C.2 Searching the Web Flashcards

Question 1

Q

C.2.2

Distinguish between the surface web and the deep web

Answer

A

Surface web:
* Pages that are reachable (and indexed) by a search engine
* Pages that can be reached through links from other sites in the surface web
* Pages that do not require special access configurations

Deep web:
* Pages not reachable by search engines
* Substantially larger than the surface web
* (for example, parts of websites that need authentication access, private social media, emails. Or content which is blocked by paywalls, newspapers, netflix)

Question 2

Q

C.2.3

Outline the principles of searching algorithms used by search engines

Answer

A

The time a page has existed
The time a page takes to load
Dwell time (how long does the user stays on the website)
The frequency of search keywords on the page

Question 3

Q

C.2.3

What is the Page Rank Algorithm?

Answer

A

PageRank works by counting the number and quality of backlinks to a page to determine a rough estimate of how important the website is. A page with more backlinks is considered more important.

Question 4

Q

C.2.3

What is the HITS Algorithm?

Answer

A

HITS algorithm splits sites into hubs and authorities.

Authorities have a lot of inlinks. It contains valuable information that the user wants. An authority is considered good if it is linked by a lot of high quality hubs.

Hubs contain outlinks to authorities. A hub is considered good if it links to a lot of high quality authorities.

Question 5

Q

C.2.4

Describe how a web crawler functions

Answer

A

A web crawler crawls through the web and downloads and indexes webpages from all over the internet. For each page it indexes, it extracts all the links in the webpage and adds it to the list of webpages to crawl.

The goal of such a bot is to learn what (almost) every webpage on the web is about, so that the information can be retrieved when it’s needed.

* **PROBLEM 1**
Say whether each statement agrees with the web-search flashcards, answering yes or no and quoting the deciding words: (a) The deep web is substantially larger than the surface web. (b) PageRank treats a page with fewer backlinks as more important. (c) In the HITS algorithm, hubs contain inlinks to authorities.
* **PROBLEM 2**
Write out the web-search flashcards from "Describe how a" to "webpages to crawl.", substituting "spider" for "web crawler".
* **PROBLEM 3**
Proceed with the web-search flashcards from where they stop.
The lines that follow are separate material.

* **SOURCE DATA**
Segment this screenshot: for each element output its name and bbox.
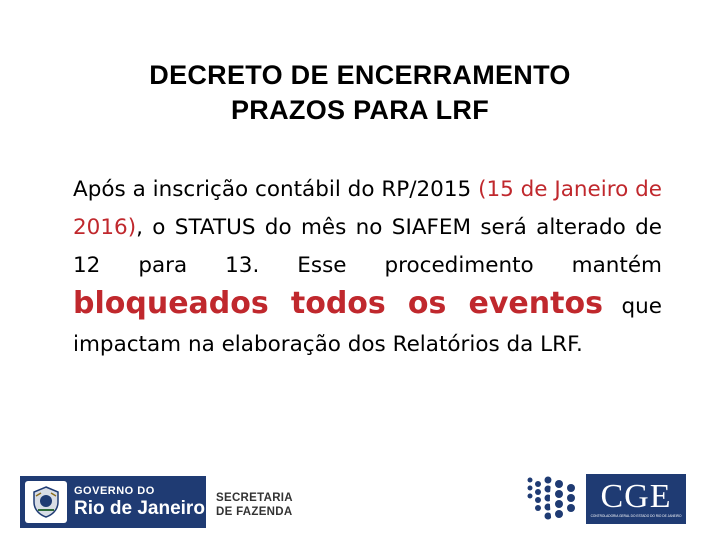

* **FINAL RESULT 1**
(a) Yes: "Substantially larger than the surface web"
(b) No: "A page with more backlinks is considered more important."
(c) No: "Hubs contain outlinks to authorities."

* **FINAL RESULT 2**
Describe how a spider functions

Answer

A

A spider crawls through the web and downloads and indexes webpages from all over the internet. For each page it indexes, it extracts all the links in the webpage and adds it to the list of webpages to crawl.

* **FINAL RESULT 3**
Question 6

Q

C.2.5

Discuss the relationship between data in a meta tag and how it is accessed by a web-crawler

Answer

A

Meta tags are tags that are only meant for computers to read. They tell computers what the website is about.
The description meta-tag provides the indexer with a short description of the page.
The keywords meta-tag provides…well keywords about your page.

Question 7

Q

C.2.6

Discuss the use of parallel web-crawling

Answer

A

The web is growing at an astonishing pace. As such, it is necessary to parallelise the crawling process to speed it up.

Advantages
* Faster
* Network load dispersion: as the web is geographically dispersed, dispersing crawlers disperses the network load

Disadvantages
* Web crawlers may overlap and index the same page more than once
* Parallel web crawlers need to communicate with each other to effectively crawl the web. This takes up communication bandwidth

Question 8

Q

C.2.7

Outline the purpose of web-indexing in search engines

Answer

A

Indexing websites allow search engines to quickly locate relevant information for users. Information is stored about the indexed websites, like its ranking, relevant keywords and metadata. This helps search engines rank websites and give helpful information based on search queries.

Question 9

Q

C.2.8-9

Suggest how developers can create pages that appear more prominently in search engine results. Describe the different metrics used by search engines.

Answer

A

How many websites link to this website.
The clickthrough rate (how likely a user is to click on your website)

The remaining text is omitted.